Filter the entries, keeping every line with the word "Province".

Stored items
↓
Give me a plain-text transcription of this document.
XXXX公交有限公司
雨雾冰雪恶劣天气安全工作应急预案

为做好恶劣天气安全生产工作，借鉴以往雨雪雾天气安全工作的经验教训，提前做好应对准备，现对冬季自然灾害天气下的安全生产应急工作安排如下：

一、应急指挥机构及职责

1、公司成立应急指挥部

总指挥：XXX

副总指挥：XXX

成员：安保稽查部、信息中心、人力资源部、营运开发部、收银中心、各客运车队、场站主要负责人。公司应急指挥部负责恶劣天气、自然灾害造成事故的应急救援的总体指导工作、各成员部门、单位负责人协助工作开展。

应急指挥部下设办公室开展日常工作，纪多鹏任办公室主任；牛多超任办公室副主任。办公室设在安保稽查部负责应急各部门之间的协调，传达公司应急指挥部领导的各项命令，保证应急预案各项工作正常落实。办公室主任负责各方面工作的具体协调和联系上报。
↑
↓
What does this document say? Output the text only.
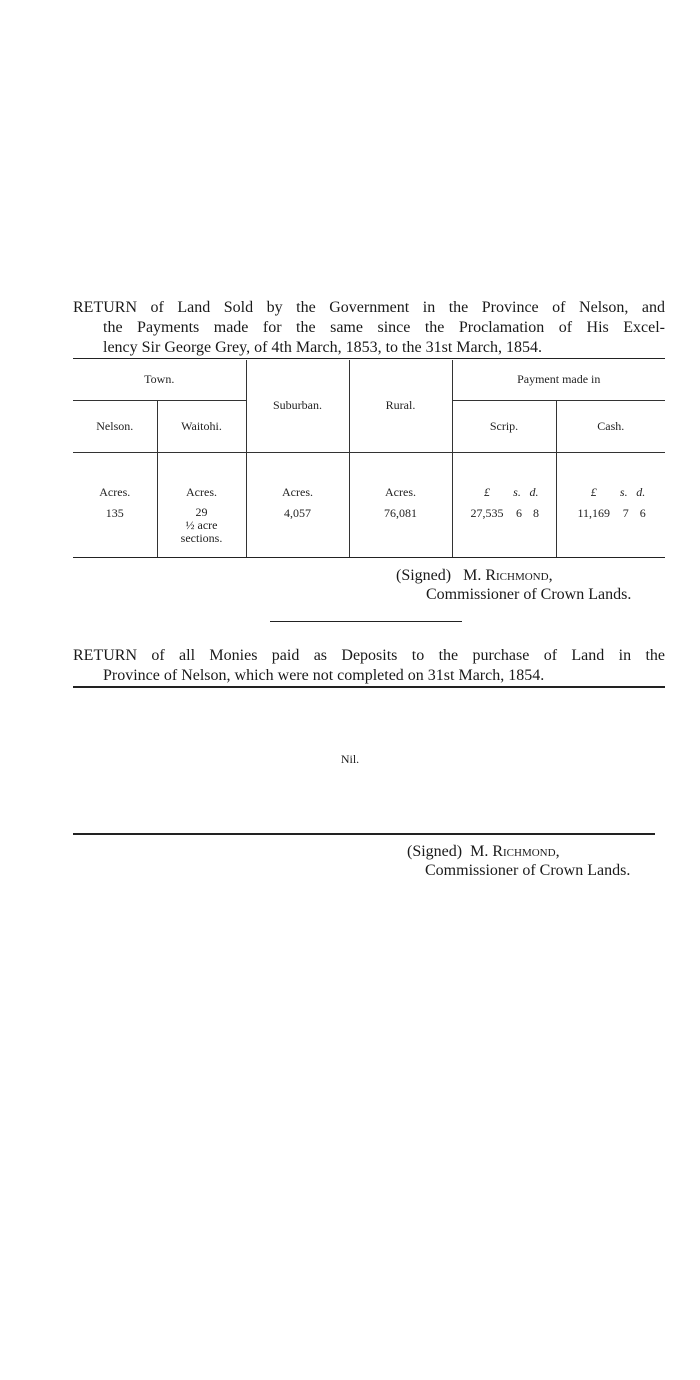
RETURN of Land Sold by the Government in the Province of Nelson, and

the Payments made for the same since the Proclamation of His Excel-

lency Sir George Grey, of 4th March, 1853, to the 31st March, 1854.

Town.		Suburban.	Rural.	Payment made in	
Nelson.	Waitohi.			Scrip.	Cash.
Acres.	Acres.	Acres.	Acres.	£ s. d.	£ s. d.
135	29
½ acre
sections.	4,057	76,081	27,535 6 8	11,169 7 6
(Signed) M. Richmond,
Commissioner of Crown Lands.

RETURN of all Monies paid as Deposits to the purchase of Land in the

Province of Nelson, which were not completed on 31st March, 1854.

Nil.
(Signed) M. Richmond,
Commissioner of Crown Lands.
↑
COMPLETE ANSWER »
RETURN of Land Sold by the Government in the Province of Nelson, and
Province of Nelson, which were not completed on 31st March, 1854.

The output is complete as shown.